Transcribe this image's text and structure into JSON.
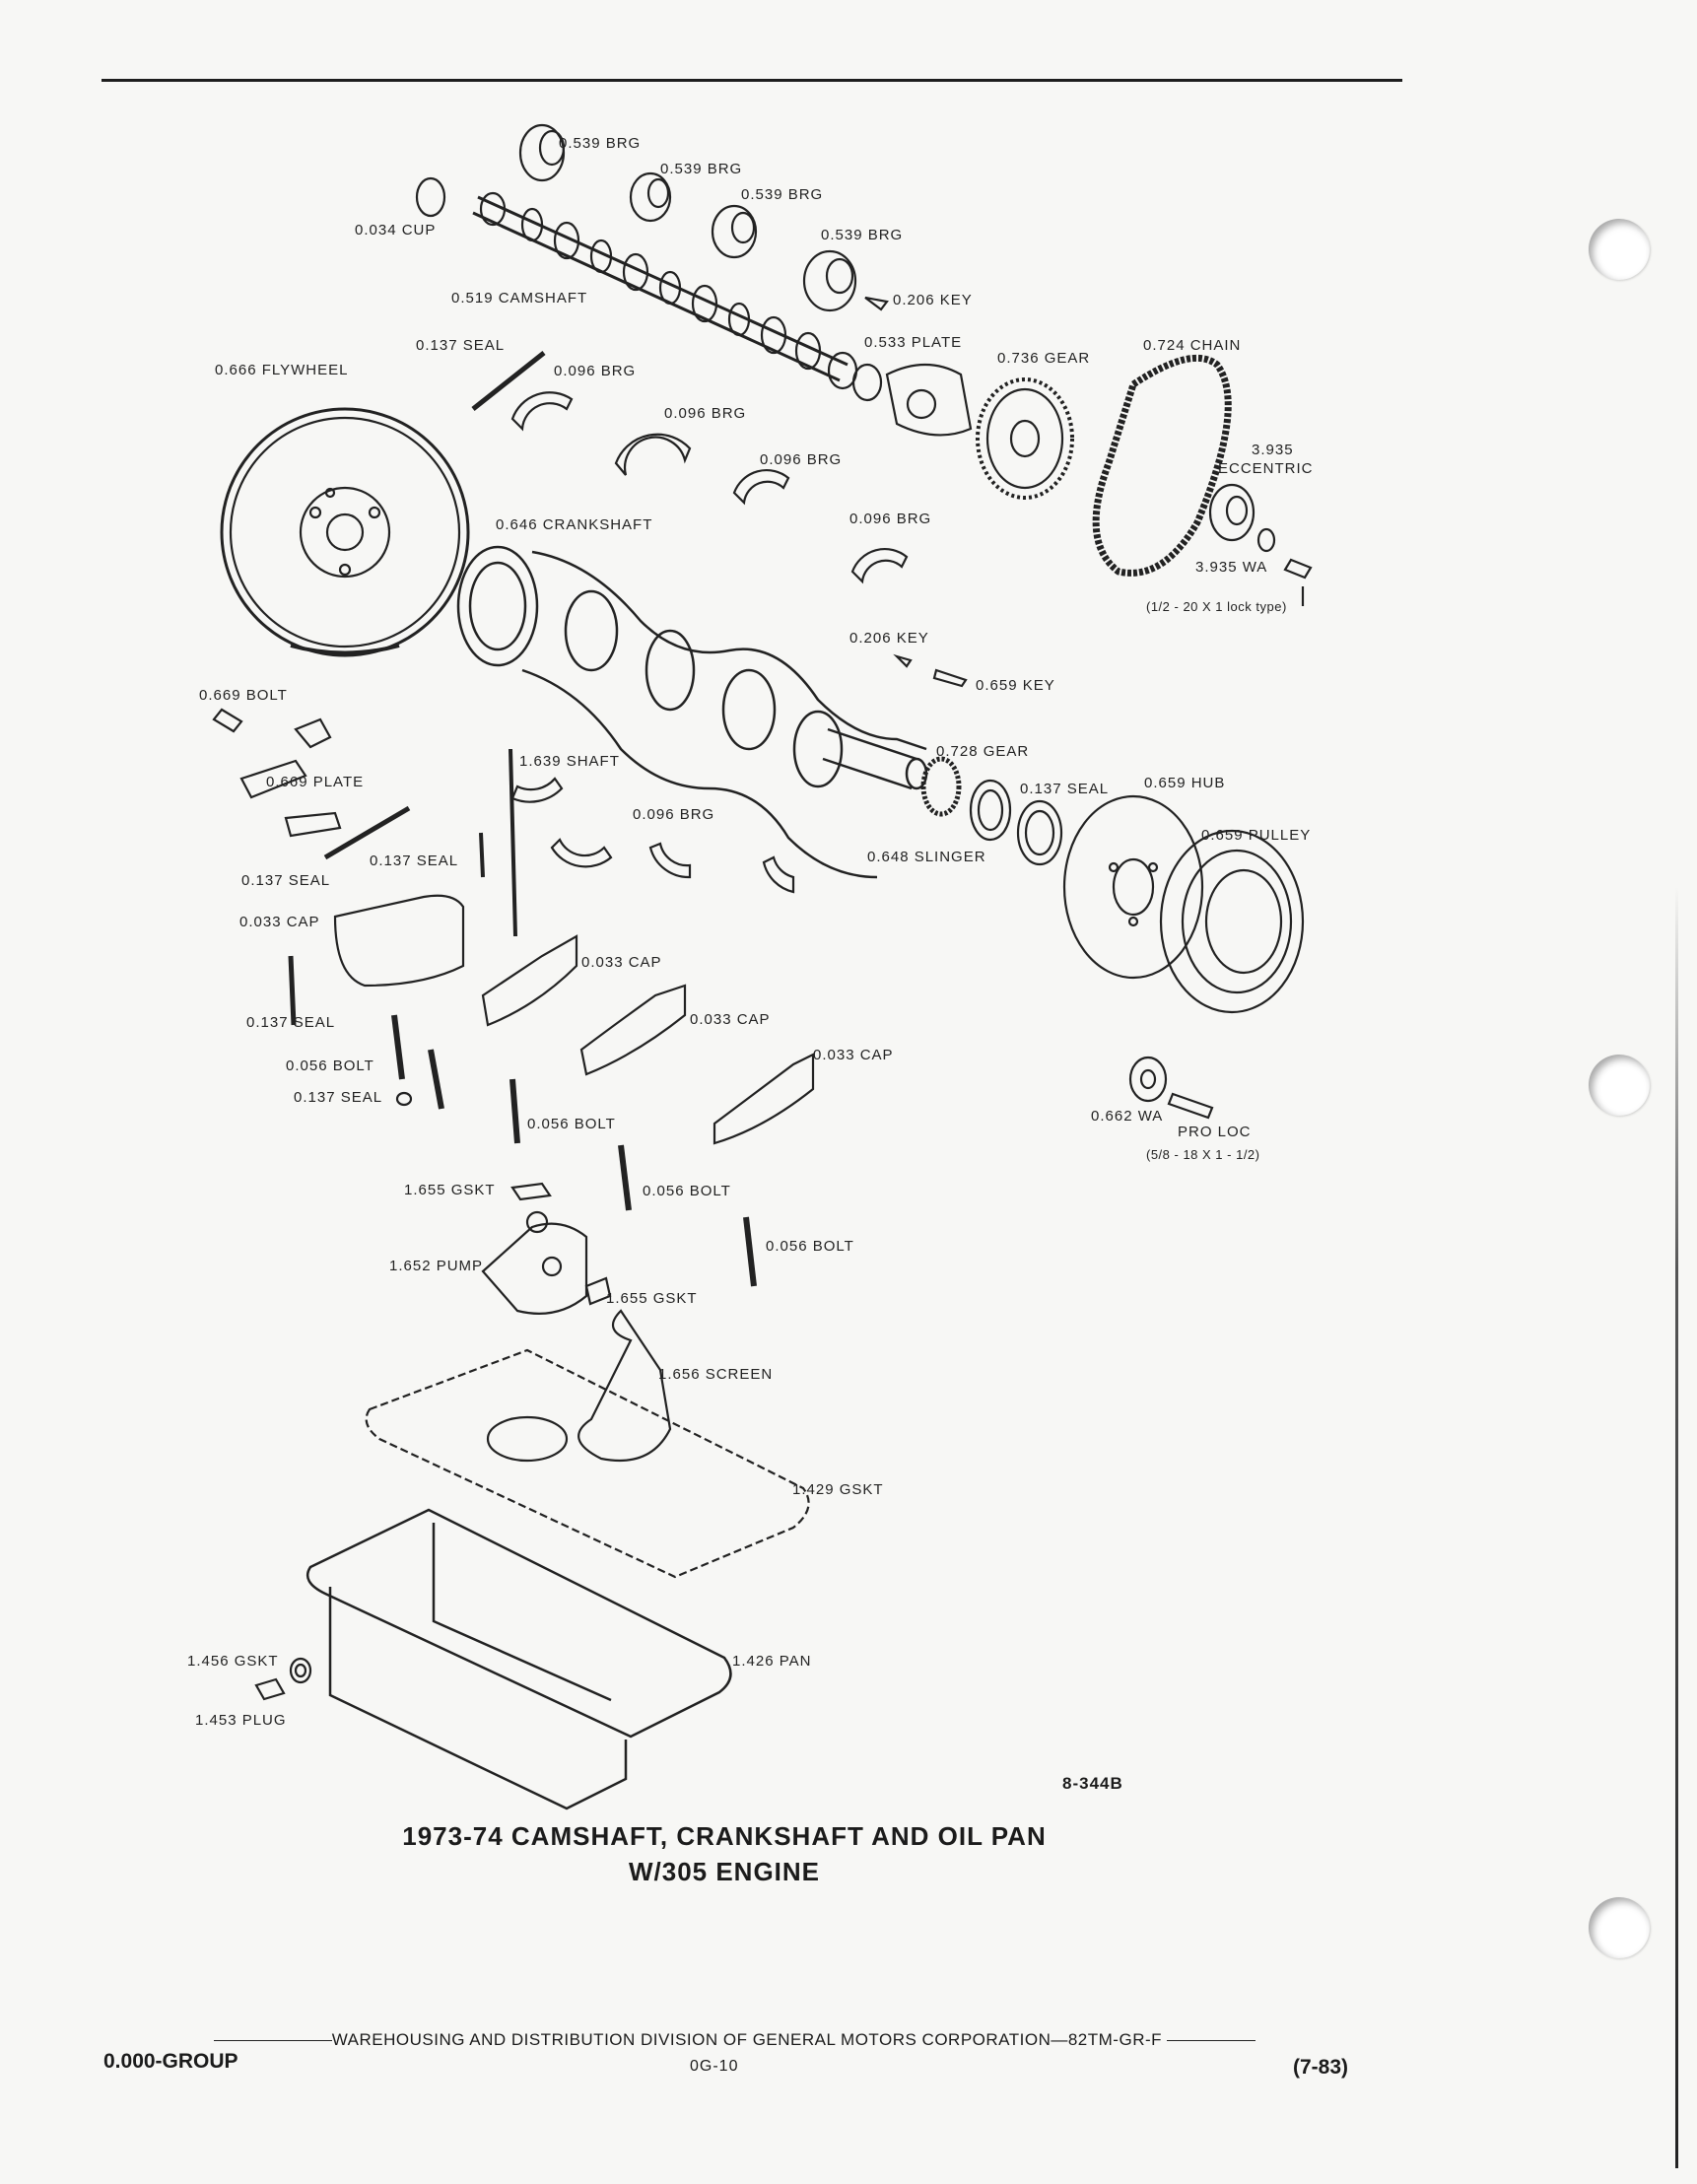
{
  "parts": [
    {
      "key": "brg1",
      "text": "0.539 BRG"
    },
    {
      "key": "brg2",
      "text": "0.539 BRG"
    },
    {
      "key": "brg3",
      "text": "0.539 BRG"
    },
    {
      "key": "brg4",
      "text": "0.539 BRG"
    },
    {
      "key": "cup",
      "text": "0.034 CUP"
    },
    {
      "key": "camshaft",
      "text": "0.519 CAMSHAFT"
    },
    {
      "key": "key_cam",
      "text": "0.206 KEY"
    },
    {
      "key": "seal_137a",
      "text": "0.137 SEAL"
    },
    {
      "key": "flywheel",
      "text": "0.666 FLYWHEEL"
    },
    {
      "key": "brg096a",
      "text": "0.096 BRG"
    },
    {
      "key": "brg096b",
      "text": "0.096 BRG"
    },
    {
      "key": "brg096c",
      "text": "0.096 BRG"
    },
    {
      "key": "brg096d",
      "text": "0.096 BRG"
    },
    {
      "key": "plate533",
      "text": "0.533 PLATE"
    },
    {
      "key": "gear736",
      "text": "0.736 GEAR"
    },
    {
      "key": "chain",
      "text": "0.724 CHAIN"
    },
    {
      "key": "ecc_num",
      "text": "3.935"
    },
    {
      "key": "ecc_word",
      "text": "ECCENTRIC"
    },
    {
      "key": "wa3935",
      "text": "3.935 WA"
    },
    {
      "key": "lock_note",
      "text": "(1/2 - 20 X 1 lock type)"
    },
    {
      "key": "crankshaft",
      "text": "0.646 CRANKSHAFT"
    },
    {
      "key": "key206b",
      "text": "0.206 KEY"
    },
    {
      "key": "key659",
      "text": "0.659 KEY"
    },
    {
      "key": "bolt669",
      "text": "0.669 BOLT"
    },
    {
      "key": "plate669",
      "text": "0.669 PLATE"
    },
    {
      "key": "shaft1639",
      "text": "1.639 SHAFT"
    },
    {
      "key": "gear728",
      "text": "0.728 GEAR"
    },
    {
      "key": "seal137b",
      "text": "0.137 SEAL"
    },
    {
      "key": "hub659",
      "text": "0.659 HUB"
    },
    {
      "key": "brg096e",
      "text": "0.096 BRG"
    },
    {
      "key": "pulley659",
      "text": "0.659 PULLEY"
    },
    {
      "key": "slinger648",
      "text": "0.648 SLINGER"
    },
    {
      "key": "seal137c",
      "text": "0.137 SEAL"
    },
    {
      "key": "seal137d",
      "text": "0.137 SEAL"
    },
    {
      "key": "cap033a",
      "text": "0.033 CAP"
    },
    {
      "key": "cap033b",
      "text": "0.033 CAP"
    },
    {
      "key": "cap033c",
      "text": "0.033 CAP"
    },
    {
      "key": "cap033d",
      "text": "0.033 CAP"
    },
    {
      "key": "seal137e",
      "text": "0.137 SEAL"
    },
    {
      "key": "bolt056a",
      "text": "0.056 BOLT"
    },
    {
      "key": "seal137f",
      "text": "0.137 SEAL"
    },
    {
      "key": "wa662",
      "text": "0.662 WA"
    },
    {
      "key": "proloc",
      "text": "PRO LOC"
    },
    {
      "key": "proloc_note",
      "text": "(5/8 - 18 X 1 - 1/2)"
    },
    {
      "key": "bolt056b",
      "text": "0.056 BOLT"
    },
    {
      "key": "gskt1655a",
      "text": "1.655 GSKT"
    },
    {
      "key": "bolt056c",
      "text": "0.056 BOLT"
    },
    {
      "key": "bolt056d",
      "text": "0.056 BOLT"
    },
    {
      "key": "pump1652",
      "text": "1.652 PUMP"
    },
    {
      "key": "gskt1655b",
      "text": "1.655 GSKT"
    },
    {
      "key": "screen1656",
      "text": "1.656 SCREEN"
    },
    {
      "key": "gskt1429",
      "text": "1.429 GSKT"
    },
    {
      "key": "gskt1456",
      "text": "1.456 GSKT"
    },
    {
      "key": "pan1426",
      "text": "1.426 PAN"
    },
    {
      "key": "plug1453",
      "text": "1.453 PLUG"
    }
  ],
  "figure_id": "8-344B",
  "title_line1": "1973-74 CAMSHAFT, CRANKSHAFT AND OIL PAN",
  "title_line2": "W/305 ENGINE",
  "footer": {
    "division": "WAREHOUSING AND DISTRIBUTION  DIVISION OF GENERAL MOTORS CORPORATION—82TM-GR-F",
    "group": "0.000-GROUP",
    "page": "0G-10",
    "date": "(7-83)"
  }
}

What you need to do
Reproduce the material in its entirety and word for word, without the pictures.

Result below
Transcribe this image's text and structure into JSON.
{
  "parts": [
    {
      "key": "brg1",
      "text": "0.539 BRG"
    },
    {
      "key": "brg2",
      "text": "0.539 BRG"
    },
    {
      "key": "brg3",
      "text": "0.539 BRG"
    },
    {
      "key": "brg4",
      "text": "0.539 BRG"
    },
    {
      "key": "cup",
      "text": "0.034 CUP"
    },
    {
      "key": "camshaft",
      "text": "0.519 CAMSHAFT"
    },
    {
      "key": "key_cam",
      "text": "0.206 KEY"
    },
    {
      "key": "seal_137a",
      "text": "0.137 SEAL"
    },
    {
      "key": "flywheel",
      "text": "0.666 FLYWHEEL"
    },
    {
      "key": "brg096a",
      "text": "0.096 BRG"
    },
    {
      "key": "brg096b",
      "text": "0.096 BRG"
    },
    {
      "key": "brg096c",
      "text": "0.096 BRG"
    },
    {
      "key": "brg096d",
      "text": "0.096 BRG"
    },
    {
      "key": "plate533",
      "text": "0.533 PLATE"
    },
    {
      "key": "gear736",
      "text": "0.736 GEAR"
    },
    {
      "key": "chain",
      "text": "0.724 CHAIN"
    },
    {
      "key": "ecc_num",
      "text": "3.935"
    },
    {
      "key": "ecc_word",
      "text": "ECCENTRIC"
    },
    {
      "key": "wa3935",
      "text": "3.935 WA"
    },
    {
      "key": "lock_note",
      "text": "(1/2 - 20 X 1 lock type)"
    },
    {
      "key": "crankshaft",
      "text": "0.646 CRANKSHAFT"
    },
    {
      "key": "key206b",
      "text": "0.206 KEY"
    },
    {
      "key": "key659",
      "text": "0.659 KEY"
    },
    {
      "key": "bolt669",
      "text": "0.669 BOLT"
    },
    {
      "key": "plate669",
      "text": "0.669 PLATE"
    },
    {
      "key": "shaft1639",
      "text": "1.639 SHAFT"
    },
    {
      "key": "gear728",
      "text": "0.728 GEAR"
    },
    {
      "key": "seal137b",
      "text": "0.137 SEAL"
    },
    {
      "key": "hub659",
      "text": "0.659 HUB"
    },
    {
      "key": "brg096e",
      "text": "0.096 BRG"
    },
    {
      "key": "pulley659",
      "text": "0.659 PULLEY"
    },
    {
      "key": "slinger648",
      "text": "0.648 SLINGER"
    },
    {
      "key": "seal137c",
      "text": "0.137 SEAL"
    },
    {
      "key": "seal137d",
      "text": "0.137 SEAL"
    },
    {
      "key": "cap033a",
      "text": "0.033 CAP"
    },
    {
      "key": "cap033b",
      "text": "0.033 CAP"
    },
    {
      "key": "cap033c",
      "text": "0.033 CAP"
    },
    {
      "key": "cap033d",
      "text": "0.033 CAP"
    },
    {
      "key": "seal137e",
      "text": "0.137 SEAL"
    },
    {
      "key": "bolt056a",
      "text": "0.056 BOLT"
    },
    {
      "key": "seal137f",
      "text": "0.137 SEAL"
    },
    {
      "key": "wa662",
      "text": "0.662 WA"
    },
    {
      "key": "proloc",
      "text": "PRO LOC"
    },
    {
      "key": "proloc_note",
      "text": "(5/8 - 18 X 1 - 1/2)"
    },
    {
      "key": "bolt056b",
      "text": "0.056 BOLT"
    },
    {
      "key": "gskt1655a",
      "text": "1.655 GSKT"
    },
    {
      "key": "bolt056c",
      "text": "0.056 BOLT"
    },
    {
      "key": "bolt056d",
      "text": "0.056 BOLT"
    },
    {
      "key": "pump1652",
      "text": "1.652 PUMP"
    },
    {
      "key": "gskt1655b",
      "text": "1.655 GSKT"
    },
    {
      "key": "screen1656",
      "text": "1.656 SCREEN"
    },
    {
      "key": "gskt1429",
      "text": "1.429 GSKT"
    },
    {
      "key": "gskt1456",
      "text": "1.456 GSKT"
    },
    {
      "key": "pan1426",
      "text": "1.426 PAN"
    },
    {
      "key": "plug1453",
      "text": "1.453 PLUG"
    }
  ],
  "figure_id": "8-344B",
  "title_line1": "1973-74 CAMSHAFT, CRANKSHAFT AND OIL PAN",
  "title_line2": "W/305 ENGINE",
  "footer": {
    "division": "WAREHOUSING AND DISTRIBUTION  DIVISION OF GENERAL MOTORS CORPORATION—82TM-GR-F",
    "group": "0.000-GROUP",
    "page": "0G-10",
    "date": "(7-83)"
  }
}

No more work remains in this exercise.